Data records
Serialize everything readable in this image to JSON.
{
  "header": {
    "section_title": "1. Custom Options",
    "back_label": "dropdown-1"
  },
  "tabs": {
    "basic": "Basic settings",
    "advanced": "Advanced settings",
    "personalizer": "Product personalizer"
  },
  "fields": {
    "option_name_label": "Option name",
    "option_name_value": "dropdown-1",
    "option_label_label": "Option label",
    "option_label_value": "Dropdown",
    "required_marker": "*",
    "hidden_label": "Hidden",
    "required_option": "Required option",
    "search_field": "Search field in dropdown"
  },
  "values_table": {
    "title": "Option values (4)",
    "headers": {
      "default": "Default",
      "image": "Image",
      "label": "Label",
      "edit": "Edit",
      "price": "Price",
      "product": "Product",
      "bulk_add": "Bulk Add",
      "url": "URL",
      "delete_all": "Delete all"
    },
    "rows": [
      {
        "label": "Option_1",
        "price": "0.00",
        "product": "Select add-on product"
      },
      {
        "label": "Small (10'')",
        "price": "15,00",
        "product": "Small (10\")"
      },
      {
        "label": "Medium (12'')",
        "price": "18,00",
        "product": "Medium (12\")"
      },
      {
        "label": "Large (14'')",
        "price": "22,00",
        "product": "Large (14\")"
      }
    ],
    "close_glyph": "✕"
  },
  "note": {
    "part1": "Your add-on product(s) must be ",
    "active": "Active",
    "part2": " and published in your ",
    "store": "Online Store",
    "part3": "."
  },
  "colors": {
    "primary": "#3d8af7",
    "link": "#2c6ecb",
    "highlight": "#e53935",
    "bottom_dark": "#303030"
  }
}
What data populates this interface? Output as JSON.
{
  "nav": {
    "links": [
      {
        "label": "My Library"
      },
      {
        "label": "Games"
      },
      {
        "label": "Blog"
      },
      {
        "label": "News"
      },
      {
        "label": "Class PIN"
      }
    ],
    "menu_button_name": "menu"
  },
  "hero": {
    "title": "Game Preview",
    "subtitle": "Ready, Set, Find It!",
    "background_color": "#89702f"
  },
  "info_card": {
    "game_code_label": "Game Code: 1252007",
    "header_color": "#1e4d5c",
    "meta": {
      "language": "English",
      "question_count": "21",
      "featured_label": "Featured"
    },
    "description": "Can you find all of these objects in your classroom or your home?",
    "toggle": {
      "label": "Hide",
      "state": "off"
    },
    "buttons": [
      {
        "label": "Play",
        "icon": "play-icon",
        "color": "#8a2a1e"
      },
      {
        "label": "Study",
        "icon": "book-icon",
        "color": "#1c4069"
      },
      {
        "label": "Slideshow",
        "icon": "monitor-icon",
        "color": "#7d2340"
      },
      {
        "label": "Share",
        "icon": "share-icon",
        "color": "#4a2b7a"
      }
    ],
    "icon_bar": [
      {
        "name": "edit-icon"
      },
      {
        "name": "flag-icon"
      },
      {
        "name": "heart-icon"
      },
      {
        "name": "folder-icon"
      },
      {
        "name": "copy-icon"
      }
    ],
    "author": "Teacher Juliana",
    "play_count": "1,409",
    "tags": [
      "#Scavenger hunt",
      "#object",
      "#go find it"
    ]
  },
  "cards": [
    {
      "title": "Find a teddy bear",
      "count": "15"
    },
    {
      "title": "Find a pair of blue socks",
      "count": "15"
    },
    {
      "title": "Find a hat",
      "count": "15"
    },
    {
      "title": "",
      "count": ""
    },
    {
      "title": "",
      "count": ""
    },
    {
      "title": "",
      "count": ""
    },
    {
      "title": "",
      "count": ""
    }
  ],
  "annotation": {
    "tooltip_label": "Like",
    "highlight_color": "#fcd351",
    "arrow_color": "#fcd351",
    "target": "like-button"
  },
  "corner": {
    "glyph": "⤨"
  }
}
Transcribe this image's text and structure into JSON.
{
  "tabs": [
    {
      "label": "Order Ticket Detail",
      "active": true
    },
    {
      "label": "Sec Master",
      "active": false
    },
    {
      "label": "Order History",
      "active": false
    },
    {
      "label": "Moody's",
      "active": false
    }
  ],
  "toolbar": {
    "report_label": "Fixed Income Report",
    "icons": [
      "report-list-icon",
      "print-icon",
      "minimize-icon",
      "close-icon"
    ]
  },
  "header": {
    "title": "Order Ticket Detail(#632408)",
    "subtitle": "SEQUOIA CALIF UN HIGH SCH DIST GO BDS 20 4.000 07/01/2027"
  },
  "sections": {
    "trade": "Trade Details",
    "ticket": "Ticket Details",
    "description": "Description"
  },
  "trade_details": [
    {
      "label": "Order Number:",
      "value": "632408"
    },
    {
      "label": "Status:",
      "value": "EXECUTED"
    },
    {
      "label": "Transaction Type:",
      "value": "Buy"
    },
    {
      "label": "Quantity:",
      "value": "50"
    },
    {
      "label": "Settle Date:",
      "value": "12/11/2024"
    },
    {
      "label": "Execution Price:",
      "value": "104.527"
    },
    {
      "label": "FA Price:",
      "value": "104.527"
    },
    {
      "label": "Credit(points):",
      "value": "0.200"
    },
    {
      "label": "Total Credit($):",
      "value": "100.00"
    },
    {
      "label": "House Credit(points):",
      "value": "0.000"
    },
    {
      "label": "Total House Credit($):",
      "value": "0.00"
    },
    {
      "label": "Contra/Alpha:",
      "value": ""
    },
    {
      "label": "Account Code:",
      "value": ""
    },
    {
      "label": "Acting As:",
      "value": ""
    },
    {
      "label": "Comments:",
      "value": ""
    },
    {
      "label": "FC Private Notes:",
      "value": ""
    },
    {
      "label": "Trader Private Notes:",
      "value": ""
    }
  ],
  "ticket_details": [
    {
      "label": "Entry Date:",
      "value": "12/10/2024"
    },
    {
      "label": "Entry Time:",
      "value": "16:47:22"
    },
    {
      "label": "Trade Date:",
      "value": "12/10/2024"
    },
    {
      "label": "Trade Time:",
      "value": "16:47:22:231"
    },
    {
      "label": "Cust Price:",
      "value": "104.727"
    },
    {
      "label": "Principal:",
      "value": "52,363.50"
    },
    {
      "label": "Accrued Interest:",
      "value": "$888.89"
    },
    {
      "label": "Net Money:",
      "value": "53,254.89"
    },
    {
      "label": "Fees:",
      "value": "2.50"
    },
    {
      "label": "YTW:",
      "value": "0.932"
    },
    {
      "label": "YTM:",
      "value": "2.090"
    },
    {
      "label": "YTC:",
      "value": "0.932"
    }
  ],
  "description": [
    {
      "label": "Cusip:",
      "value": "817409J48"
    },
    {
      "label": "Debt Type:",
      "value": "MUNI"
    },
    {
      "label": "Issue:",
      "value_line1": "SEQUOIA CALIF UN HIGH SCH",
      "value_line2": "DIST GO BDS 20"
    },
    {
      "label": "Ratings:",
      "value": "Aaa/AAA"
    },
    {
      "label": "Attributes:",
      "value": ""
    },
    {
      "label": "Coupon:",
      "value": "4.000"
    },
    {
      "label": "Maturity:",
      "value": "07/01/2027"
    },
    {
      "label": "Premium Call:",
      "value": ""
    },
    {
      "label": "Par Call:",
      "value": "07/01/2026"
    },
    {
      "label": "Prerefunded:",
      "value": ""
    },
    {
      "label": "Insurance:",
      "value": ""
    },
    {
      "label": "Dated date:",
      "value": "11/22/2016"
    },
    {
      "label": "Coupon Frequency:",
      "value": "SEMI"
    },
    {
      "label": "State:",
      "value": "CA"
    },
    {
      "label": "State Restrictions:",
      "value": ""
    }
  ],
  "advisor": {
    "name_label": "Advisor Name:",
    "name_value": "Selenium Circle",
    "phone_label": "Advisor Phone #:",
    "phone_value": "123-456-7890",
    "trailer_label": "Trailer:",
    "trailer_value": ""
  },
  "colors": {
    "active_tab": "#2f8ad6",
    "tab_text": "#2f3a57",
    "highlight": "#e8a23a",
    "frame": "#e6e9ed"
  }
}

**What this task involves**
Every entry should be printed again exactly as it stands.

**Reply**
Serialize everything readable in this image to JSON.
{
  "header": {
    "section_title": "1. Custom Options",
    "back_label": "dropdown-1"
  },
  "tabs": {
    "basic": "Basic settings",
    "advanced": "Advanced settings",
    "personalizer": "Product personalizer"
  },
  "fields": {
    "option_name_label": "Option name",
    "option_name_value": "dropdown-1",
    "option_label_label": "Option label",
    "option_label_value": "Dropdown",
    "required_marker": "*",
    "hidden_label": "Hidden",
    "required_option": "Required option",
    "search_field": "Search field in dropdown"
  },
  "values_table": {
    "title": "Option values (4)",
    "headers": {
      "default": "Default",
      "image": "Image",
      "label": "Label",
      "edit": "Edit",
      "price": "Price",
      "product": "Product",
      "bulk_add": "Bulk Add",
      "url": "URL",
      "delete_all": "Delete all"
    },
    "rows": [
      {
        "label": "Option_1",
        "price": "0.00",
        "product": "Select add-on product"
      },
      {
        "label": "Small (10'')",
        "price": "15,00",
        "product": "Small (10\")"
      },
      {
        "label": "Medium (12'')",
        "price": "18,00",
        "product": "Medium (12\")"
      },
      {
        "label": "Large (14'')",
        "price": "22,00",
        "product": "Large (14\")"
      }
    ],
    "close_glyph": "✕"
  },
  "note": {
    "part1": "Your add-on product(s) must be ",
    "active": "Active",
    "part2": " and published in your ",
    "store": "Online Store",
    "part3": "."
  },
  "colors": {
    "primary": "#3d8af7",
    "link": "#2c6ecb",
    "highlight": "#e53935",
    "bottom_dark": "#303030"
  }
}
What data populates this interface? Output as JSON.
{
  "nav": {
    "links": [
      {
        "label": "My Library"
      },
      {
        "label": "Games"
      },
      {
        "label": "Blog"
      },
      {
        "label": "News"
      },
      {
        "label": "Class PIN"
      }
    ],
    "menu_button_name": "menu"
  },
  "hero": {
    "title": "Game Preview",
    "subtitle": "Ready, Set, Find It!",
    "background_color": "#89702f"
  },
  "info_card": {
    "game_code_label": "Game Code: 1252007",
    "header_color": "#1e4d5c",
    "meta": {
      "language": "English",
      "question_count": "21",
      "featured_label": "Featured"
    },
    "description": "Can you find all of these objects in your classroom or your home?",
    "toggle": {
      "label": "Hide",
      "state": "off"
    },
    "buttons": [
      {
        "label": "Play",
        "icon": "play-icon",
        "color": "#8a2a1e"
      },
      {
        "label": "Study",
        "icon": "book-icon",
        "color": "#1c4069"
      },
      {
        "label": "Slideshow",
        "icon": "monitor-icon",
        "color": "#7d2340"
      },
      {
        "label": "Share",
        "icon": "share-icon",
        "color": "#4a2b7a"
      }
    ],
    "icon_bar": [
      {
        "name": "edit-icon"
      },
      {
        "name": "flag-icon"
      },
      {
        "name": "heart-icon"
      },
      {
        "name": "folder-icon"
      },
      {
        "name": "copy-icon"
      }
    ],
    "author": "Teacher Juliana",
    "play_count": "1,409",
    "tags": [
      "#Scavenger hunt",
      "#object",
      "#go find it"
    ]
  },
  "cards": [
    {
      "title": "Find a teddy bear",
      "count": "15"
    },
    {
      "title": "Find a pair of blue socks",
      "count": "15"
    },
    {
      "title": "Find a hat",
      "count": "15"
    },
    {
      "title": "",
      "count": ""
    },
    {
      "title": "",
      "count": ""
    },
    {
      "title": "",
      "count": ""
    },
    {
      "title": "",
      "count": ""
    }
  ],
  "annotation": {
    "tooltip_label": "Like",
    "highlight_color": "#fcd351",
    "arrow_color": "#fcd351",
    "target": "like-button"
  },
  "corner": {
    "glyph": "⤨"
  }
}
Transcribe this image's text and structure into JSON.
{
  "tabs": [
    {
      "label": "Order Ticket Detail",
      "active": true
    },
    {
      "label": "Sec Master",
      "active": false
    },
    {
      "label": "Order History",
      "active": false
    },
    {
      "label": "Moody's",
      "active": false
    }
  ],
  "toolbar": {
    "report_label": "Fixed Income Report",
    "icons": [
      "report-list-icon",
      "print-icon",
      "minimize-icon",
      "close-icon"
    ]
  },
  "header": {
    "title": "Order Ticket Detail(#632408)",
    "subtitle": "SEQUOIA CALIF UN HIGH SCH DIST GO BDS 20 4.000 07/01/2027"
  },
  "sections": {
    "trade": "Trade Details",
    "ticket": "Ticket Details",
    "description": "Description"
  },
  "trade_details": [
    {
      "label": "Order Number:",
      "value": "632408"
    },
    {
      "label": "Status:",
      "value": "EXECUTED"
    },
    {
      "label": "Transaction Type:",
      "value": "Buy"
    },
    {
      "label": "Quantity:",
      "value": "50"
    },
    {
      "label": "Settle Date:",
      "value": "12/11/2024"
    },
    {
      "label": "Execution Price:",
      "value": "104.527"
    },
    {
      "label": "FA Price:",
      "value": "104.527"
    },
    {
      "label": "Credit(points):",
      "value": "0.200"
    },
    {
      "label": "Total Credit($):",
      "value": "100.00"
    },
    {
      "label": "House Credit(points):",
      "value": "0.000"
    },
    {
      "label": "Total House Credit($):",
      "value": "0.00"
    },
    {
      "label": "Contra/Alpha:",
      "value": ""
    },
    {
      "label": "Account Code:",
      "value": ""
    },
    {
      "label": "Acting As:",
      "value": ""
    },
    {
      "label": "Comments:",
      "value": ""
    },
    {
      "label": "FC Private Notes:",
      "value": ""
    },
    {
      "label": "Trader Private Notes:",
      "value": ""
    }
  ],
  "ticket_details": [
    {
      "label": "Entry Date:",
      "value": "12/10/2024"
    },
    {
      "label": "Entry Time:",
      "value": "16:47:22"
    },
    {
      "label": "Trade Date:",
      "value": "12/10/2024"
    },
    {
      "label": "Trade Time:",
      "value": "16:47:22:231"
    },
    {
      "label": "Cust Price:",
      "value": "104.727"
    },
    {
      "label": "Principal:",
      "value": "52,363.50"
    },
    {
      "label": "Accrued Interest:",
      "value": "$888.89"
    },
    {
      "label": "Net Money:",
      "value": "53,254.89"
    },
    {
      "label": "Fees:",
      "value": "2.50"
    },
    {
      "label": "YTW:",
      "value": "0.932"
    },
    {
      "label": "YTM:",
      "value": "2.090"
    },
    {
      "label": "YTC:",
      "value": "0.932"
    }
  ],
  "description": [
    {
      "label": "Cusip:",
      "value": "817409J48"
    },
    {
      "label": "Debt Type:",
      "value": "MUNI"
    },
    {
      "label": "Issue:",
      "value_line1": "SEQUOIA CALIF UN HIGH SCH",
      "value_line2": "DIST GO BDS 20"
    },
    {
      "label": "Ratings:",
      "value": "Aaa/AAA"
    },
    {
      "label": "Attributes:",
      "value": ""
    },
    {
      "label": "Coupon:",
      "value": "4.000"
    },
    {
      "label": "Maturity:",
      "value": "07/01/2027"
    },
    {
      "label": "Premium Call:",
      "value": ""
    },
    {
      "label": "Par Call:",
      "value": "07/01/2026"
    },
    {
      "label": "Prerefunded:",
      "value": ""
    },
    {
      "label": "Insurance:",
      "value": ""
    },
    {
      "label": "Dated date:",
      "value": "11/22/2016"
    },
    {
      "label": "Coupon Frequency:",
      "value": "SEMI"
    },
    {
      "label": "State:",
      "value": "CA"
    },
    {
      "label": "State Restrictions:",
      "value": ""
    }
  ],
  "advisor": {
    "name_label": "Advisor Name:",
    "name_value": "Selenium Circle",
    "phone_label": "Advisor Phone #:",
    "phone_value": "123-456-7890",
    "trailer_label": "Trailer:",
    "trailer_value": ""
  },
  "colors": {
    "active_tab": "#2f8ad6",
    "tab_text": "#2f3a57",
    "highlight": "#e8a23a",
    "frame": "#e6e9ed"
  }
}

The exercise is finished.